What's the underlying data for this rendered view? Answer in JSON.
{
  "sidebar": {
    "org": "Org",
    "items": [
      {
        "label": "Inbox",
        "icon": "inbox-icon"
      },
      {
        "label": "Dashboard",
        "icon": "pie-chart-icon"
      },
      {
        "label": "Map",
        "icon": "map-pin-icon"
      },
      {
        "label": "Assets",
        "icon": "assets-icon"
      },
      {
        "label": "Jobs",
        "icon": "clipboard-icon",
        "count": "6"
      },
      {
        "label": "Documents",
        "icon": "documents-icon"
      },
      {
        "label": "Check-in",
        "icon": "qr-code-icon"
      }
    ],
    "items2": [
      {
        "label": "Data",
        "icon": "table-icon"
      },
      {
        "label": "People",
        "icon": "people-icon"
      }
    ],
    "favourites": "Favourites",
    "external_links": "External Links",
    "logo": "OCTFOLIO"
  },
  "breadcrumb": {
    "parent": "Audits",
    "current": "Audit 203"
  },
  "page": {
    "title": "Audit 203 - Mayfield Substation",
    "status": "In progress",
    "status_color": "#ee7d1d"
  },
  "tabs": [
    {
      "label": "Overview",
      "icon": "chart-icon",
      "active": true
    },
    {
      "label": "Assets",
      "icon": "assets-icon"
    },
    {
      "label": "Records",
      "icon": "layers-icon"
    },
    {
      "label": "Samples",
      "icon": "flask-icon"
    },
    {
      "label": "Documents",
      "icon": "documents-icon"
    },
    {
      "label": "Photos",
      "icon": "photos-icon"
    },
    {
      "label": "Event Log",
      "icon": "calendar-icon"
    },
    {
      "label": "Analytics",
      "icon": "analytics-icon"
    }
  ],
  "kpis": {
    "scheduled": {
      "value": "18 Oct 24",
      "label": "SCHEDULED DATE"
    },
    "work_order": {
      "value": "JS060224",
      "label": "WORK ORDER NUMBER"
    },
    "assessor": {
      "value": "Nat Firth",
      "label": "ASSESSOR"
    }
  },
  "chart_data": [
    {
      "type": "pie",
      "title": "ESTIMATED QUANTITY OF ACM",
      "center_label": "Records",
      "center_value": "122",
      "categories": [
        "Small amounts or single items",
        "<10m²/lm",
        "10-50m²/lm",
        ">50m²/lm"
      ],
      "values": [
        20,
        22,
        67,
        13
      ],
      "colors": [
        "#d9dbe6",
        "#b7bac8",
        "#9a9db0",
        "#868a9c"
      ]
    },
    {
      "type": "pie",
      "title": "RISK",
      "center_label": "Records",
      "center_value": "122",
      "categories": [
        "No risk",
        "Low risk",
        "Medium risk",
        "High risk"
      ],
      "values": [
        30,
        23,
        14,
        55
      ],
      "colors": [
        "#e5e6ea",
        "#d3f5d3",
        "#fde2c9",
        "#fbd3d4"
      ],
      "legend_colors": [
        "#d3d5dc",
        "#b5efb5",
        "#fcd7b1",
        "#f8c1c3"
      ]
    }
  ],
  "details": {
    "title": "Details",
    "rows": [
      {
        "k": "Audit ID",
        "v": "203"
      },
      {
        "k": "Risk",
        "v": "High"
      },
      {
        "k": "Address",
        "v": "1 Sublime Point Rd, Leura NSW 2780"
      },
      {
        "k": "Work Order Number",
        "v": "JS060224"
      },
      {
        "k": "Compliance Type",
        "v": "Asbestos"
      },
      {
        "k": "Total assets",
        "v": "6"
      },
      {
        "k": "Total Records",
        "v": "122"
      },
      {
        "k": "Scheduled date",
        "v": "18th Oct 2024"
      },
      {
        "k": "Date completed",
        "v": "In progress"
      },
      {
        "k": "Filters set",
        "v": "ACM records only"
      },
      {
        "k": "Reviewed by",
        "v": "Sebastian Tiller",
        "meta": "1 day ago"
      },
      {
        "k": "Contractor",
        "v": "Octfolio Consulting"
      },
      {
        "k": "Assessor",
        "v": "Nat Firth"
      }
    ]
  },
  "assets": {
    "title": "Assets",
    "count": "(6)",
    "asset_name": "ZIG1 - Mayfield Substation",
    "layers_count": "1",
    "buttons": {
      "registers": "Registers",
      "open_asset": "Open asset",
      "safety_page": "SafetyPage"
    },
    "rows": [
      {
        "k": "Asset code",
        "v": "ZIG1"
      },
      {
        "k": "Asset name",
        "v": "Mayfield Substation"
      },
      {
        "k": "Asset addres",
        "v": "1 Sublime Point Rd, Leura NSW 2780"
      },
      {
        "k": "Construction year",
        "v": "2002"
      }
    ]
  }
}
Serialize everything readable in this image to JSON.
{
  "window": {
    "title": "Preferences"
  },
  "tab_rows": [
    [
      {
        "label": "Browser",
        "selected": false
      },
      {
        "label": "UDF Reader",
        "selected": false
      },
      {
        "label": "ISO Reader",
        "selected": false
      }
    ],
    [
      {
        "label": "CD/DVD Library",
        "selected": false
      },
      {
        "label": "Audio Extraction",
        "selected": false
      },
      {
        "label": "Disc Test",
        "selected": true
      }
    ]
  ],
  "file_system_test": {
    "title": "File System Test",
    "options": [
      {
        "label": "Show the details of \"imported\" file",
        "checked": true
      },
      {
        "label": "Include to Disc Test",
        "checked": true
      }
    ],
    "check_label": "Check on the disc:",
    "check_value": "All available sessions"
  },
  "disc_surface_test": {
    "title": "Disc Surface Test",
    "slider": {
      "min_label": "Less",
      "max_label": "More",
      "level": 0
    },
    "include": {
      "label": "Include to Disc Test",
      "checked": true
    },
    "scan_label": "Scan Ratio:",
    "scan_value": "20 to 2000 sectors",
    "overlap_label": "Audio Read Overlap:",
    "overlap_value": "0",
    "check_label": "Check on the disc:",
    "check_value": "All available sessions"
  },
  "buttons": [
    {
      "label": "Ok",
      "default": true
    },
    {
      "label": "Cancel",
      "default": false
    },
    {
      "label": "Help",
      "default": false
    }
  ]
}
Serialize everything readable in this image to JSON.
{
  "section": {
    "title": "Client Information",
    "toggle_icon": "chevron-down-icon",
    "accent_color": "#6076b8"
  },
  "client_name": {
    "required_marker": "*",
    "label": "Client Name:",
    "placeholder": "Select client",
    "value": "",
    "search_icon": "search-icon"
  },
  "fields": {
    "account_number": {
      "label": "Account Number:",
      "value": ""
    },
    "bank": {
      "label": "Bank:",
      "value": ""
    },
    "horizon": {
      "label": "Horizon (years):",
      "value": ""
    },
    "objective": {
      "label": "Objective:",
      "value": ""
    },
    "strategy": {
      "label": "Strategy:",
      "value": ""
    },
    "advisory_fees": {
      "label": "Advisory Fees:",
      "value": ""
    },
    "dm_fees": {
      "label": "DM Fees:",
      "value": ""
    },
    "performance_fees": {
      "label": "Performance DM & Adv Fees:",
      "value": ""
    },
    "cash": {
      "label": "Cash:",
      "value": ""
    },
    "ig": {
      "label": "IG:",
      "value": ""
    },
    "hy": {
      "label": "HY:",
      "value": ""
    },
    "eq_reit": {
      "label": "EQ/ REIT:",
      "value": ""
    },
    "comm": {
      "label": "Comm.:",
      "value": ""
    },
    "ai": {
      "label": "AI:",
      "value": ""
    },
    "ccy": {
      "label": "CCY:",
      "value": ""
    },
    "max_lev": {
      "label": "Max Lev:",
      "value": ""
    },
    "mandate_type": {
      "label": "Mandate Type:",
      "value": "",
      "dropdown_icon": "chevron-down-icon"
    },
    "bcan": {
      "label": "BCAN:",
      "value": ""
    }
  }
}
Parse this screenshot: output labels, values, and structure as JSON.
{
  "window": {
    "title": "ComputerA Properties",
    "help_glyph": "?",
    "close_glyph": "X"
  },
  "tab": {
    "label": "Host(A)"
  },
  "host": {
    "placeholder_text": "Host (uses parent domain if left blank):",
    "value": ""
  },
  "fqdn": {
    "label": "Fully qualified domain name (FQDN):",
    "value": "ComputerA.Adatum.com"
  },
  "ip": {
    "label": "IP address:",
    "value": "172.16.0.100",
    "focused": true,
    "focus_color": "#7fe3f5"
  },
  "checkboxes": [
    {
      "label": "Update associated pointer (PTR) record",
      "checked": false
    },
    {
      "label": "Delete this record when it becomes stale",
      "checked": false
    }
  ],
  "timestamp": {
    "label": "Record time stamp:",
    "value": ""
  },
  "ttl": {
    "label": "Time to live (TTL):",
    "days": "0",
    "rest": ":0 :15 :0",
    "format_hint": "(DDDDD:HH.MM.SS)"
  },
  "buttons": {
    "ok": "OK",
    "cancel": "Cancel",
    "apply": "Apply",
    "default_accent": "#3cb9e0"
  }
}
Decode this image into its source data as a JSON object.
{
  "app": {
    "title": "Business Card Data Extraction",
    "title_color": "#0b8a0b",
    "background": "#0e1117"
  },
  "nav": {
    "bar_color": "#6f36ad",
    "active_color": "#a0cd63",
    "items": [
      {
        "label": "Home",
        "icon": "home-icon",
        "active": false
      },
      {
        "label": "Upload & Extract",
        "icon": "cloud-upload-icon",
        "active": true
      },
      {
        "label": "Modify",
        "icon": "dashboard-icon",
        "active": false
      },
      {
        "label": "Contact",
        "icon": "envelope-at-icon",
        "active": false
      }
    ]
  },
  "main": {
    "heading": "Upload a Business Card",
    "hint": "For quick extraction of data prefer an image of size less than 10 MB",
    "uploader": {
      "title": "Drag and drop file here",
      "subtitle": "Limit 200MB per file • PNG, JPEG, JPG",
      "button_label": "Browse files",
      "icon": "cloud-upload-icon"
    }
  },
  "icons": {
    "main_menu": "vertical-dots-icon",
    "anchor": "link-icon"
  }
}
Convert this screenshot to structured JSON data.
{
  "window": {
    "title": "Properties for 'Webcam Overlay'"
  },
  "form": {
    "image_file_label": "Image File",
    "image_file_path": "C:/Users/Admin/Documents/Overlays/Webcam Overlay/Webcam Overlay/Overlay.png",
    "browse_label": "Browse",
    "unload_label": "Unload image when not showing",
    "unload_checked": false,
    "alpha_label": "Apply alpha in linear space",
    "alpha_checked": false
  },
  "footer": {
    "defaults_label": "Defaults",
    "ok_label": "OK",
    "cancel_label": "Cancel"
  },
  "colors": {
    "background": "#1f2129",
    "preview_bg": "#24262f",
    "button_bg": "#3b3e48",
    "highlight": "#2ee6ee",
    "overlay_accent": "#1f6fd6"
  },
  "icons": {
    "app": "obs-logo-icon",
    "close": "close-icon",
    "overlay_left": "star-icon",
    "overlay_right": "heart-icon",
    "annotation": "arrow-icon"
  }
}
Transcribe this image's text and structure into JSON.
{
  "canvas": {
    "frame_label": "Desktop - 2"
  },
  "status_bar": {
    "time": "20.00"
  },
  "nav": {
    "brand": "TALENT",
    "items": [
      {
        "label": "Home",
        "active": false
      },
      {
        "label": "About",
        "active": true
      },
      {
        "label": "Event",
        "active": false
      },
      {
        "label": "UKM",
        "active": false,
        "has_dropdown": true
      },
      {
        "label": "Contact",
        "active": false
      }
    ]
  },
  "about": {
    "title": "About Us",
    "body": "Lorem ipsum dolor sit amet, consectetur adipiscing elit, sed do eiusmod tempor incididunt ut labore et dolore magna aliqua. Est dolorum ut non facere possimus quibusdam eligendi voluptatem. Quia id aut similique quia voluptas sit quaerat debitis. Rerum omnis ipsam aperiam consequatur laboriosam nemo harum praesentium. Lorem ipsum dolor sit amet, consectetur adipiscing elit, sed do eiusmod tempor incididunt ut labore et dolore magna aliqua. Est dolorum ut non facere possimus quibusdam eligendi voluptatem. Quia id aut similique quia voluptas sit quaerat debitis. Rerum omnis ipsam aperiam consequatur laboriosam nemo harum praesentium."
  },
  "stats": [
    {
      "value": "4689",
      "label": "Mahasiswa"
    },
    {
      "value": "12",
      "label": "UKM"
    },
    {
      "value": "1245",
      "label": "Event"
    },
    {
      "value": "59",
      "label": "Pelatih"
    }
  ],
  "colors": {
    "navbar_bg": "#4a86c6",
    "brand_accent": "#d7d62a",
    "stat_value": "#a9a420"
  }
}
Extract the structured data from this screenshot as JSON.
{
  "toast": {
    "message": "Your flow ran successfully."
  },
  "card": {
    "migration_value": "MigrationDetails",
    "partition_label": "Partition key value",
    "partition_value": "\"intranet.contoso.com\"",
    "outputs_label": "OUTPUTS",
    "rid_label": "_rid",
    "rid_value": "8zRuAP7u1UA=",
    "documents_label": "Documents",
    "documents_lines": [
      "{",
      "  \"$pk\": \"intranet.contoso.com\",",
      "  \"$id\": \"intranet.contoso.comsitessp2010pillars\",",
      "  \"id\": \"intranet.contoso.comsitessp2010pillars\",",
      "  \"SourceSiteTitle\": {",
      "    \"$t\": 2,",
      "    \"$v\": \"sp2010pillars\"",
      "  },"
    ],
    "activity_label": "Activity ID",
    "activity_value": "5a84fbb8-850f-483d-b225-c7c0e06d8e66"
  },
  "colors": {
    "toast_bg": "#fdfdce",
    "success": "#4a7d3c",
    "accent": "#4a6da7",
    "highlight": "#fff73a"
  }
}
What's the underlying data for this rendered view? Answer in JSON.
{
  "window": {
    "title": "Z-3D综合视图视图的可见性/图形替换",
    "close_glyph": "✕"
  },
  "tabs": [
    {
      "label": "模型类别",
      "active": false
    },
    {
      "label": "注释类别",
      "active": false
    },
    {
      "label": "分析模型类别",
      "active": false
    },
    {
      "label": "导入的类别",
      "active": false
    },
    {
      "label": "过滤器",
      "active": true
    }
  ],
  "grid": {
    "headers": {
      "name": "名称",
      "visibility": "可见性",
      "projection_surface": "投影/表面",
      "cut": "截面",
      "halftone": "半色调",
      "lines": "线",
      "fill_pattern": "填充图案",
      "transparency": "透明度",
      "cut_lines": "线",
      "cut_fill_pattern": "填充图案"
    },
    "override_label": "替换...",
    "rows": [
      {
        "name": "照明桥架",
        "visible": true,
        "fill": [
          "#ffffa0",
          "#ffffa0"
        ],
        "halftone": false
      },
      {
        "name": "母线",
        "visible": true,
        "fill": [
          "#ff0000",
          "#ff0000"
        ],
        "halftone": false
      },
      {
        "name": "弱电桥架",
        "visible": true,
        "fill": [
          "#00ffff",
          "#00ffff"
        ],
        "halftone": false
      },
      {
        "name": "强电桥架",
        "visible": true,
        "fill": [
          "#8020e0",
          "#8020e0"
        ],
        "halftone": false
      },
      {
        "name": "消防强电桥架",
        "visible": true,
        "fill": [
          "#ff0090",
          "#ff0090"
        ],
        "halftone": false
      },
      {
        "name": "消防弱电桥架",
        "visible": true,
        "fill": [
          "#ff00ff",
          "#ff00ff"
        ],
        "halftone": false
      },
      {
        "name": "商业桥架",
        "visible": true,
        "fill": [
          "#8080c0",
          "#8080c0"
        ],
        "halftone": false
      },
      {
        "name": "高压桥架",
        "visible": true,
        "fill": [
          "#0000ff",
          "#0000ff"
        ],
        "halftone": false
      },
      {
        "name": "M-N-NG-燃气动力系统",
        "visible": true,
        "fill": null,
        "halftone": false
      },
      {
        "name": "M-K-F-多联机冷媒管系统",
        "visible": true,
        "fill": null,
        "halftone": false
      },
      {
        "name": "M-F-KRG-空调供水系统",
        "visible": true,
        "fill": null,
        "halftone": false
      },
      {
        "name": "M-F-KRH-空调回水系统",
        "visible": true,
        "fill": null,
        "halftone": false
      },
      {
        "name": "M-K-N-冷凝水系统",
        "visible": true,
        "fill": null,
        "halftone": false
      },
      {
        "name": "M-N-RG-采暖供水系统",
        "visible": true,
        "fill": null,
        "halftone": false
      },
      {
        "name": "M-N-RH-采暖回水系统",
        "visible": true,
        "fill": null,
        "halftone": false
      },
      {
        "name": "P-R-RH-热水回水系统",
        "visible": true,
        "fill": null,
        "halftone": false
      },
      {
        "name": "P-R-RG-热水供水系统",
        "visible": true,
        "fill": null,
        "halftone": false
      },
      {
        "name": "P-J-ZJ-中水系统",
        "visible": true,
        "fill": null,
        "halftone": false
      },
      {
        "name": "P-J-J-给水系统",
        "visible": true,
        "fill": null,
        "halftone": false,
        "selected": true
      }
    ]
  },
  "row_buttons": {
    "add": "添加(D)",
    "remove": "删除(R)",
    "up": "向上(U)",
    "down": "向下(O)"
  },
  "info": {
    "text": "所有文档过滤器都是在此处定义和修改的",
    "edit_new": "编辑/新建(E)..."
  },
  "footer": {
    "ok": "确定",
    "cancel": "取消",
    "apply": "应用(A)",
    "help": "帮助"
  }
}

==============================

**Exercise aim:**
Check each line above for the word "Substation" and give the number of lines that have it, nothing else.

**Response below:**
3